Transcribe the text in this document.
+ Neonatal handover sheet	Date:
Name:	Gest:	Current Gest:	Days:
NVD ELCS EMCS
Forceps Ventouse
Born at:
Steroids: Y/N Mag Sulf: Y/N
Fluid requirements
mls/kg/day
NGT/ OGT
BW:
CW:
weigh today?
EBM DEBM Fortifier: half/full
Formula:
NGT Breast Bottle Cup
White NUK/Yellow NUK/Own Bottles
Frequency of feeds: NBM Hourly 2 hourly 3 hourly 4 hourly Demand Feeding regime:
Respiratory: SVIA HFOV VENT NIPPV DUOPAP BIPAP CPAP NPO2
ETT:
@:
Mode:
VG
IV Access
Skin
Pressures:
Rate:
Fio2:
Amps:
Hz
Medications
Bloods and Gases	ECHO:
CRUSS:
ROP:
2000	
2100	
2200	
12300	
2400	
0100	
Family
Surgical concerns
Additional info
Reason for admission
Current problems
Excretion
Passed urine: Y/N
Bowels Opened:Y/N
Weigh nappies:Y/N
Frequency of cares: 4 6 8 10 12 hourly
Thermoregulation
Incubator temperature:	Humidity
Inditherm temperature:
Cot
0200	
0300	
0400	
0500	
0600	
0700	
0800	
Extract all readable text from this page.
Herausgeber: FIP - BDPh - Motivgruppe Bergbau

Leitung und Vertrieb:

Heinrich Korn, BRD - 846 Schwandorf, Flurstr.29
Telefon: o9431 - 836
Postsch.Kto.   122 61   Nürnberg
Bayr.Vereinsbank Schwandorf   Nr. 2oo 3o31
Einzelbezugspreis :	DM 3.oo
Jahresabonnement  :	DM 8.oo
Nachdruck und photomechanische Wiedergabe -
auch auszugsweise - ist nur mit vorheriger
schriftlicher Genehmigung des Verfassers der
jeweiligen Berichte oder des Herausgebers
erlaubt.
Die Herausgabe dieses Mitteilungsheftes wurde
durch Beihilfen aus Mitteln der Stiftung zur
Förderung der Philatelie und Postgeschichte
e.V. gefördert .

### [Directive]
Set down each entry again, unchanged.

### [Solution]
Transcribe the text in this document.
+ Neonatal handover sheet	Date:
Name:	Gest:	Current Gest:	Days:
NVD ELCS EMCS
Forceps Ventouse
Born at:
Steroids: Y/N Mag Sulf: Y/N
Fluid requirements
mls/kg/day
NGT/ OGT
BW:
CW:
weigh today?
EBM DEBM Fortifier: half/full
Formula:
NGT Breast Bottle Cup
White NUK/Yellow NUK/Own Bottles
Frequency of feeds: NBM Hourly 2 hourly 3 hourly 4 hourly Demand Feeding regime:
Respiratory: SVIA HFOV VENT NIPPV DUOPAP BIPAP CPAP NPO2
ETT:
@:
Mode:
VG
IV Access
Skin
Pressures:
Rate:
Fio2:
Amps:
Hz
Medications
Bloods and Gases	ECHO:
CRUSS:
ROP:
2000	
2100	
2200	
12300	
2400	
0100	
Family
Surgical concerns
Additional info
Reason for admission
Current problems
Excretion
Passed urine: Y/N
Bowels Opened:Y/N
Weigh nappies:Y/N
Frequency of cares: 4 6 8 10 12 hourly
Thermoregulation
Incubator temperature:	Humidity
Inditherm temperature:
Cot
0200	
0300	
0400	
0500	
0600	
0700	
0800	
Extract all readable text from this page.
Herausgeber: FIP - BDPh - Motivgruppe Bergbau

Leitung und Vertrieb:

Heinrich Korn, BRD - 846 Schwandorf, Flurstr.29
Telefon: o9431 - 836
Postsch.Kto.   122 61   Nürnberg
Bayr.Vereinsbank Schwandorf   Nr. 2oo 3o31
Einzelbezugspreis :	DM 3.oo
Jahresabonnement  :	DM 8.oo
Nachdruck und photomechanische Wiedergabe -
auch auszugsweise - ist nur mit vorheriger
schriftlicher Genehmigung des Verfassers der
jeweiligen Berichte oder des Herausgebers
erlaubt.
Die Herausgabe dieses Mitteilungsheftes wurde
durch Beihilfen aus Mitteln der Stiftung zur
Förderung der Philatelie und Postgeschichte
e.V. gefördert .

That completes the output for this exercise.